Start
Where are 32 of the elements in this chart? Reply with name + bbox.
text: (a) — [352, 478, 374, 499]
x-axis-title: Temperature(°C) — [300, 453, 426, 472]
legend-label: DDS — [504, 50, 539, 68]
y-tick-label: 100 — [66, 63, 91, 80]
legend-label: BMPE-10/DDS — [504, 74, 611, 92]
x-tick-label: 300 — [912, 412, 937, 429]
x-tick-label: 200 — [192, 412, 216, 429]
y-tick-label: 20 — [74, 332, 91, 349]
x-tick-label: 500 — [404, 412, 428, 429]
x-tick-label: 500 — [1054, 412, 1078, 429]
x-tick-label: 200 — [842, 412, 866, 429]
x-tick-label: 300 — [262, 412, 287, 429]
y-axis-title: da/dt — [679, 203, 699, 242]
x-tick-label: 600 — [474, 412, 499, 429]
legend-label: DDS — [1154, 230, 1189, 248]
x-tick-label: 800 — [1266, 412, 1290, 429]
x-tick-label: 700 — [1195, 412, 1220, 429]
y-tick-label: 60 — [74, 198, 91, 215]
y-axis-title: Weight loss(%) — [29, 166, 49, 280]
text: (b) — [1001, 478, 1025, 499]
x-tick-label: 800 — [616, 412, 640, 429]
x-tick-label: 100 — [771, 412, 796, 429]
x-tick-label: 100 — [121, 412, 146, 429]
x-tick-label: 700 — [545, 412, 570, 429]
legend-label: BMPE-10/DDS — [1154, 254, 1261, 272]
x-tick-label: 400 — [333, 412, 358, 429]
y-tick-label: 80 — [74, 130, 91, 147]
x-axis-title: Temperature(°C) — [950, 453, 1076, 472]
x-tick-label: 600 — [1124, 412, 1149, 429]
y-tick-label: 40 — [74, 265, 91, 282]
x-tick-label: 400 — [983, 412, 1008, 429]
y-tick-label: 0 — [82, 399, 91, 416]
End
Start
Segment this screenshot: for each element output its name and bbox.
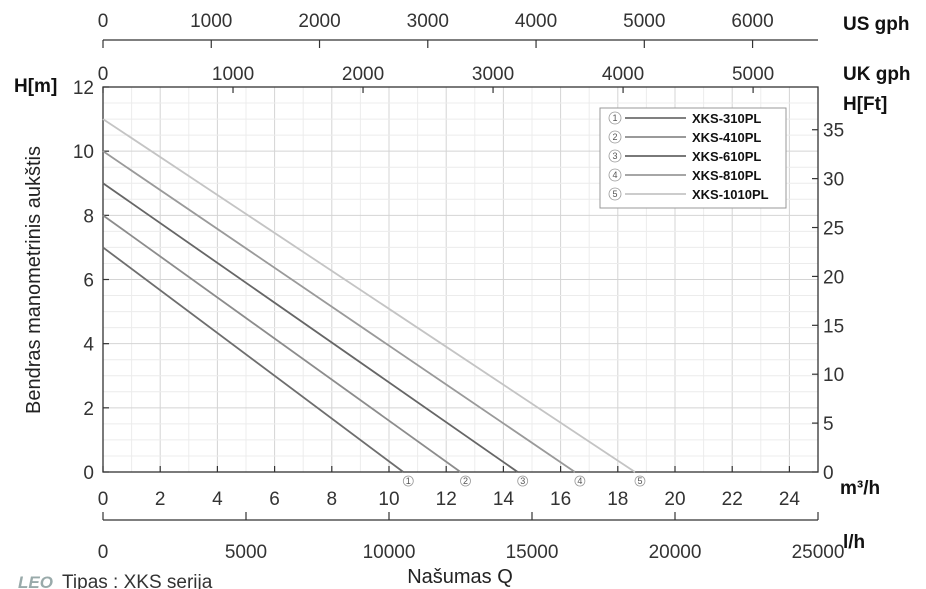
End
**Exercise prompt:** List every line of the data above that contains the word "this", copying each one in full.

**Final answer:**
Where are 32 of the elements in this chart? Reply with name + bbox.
Segment this screenshot: for each element output its name and bbox.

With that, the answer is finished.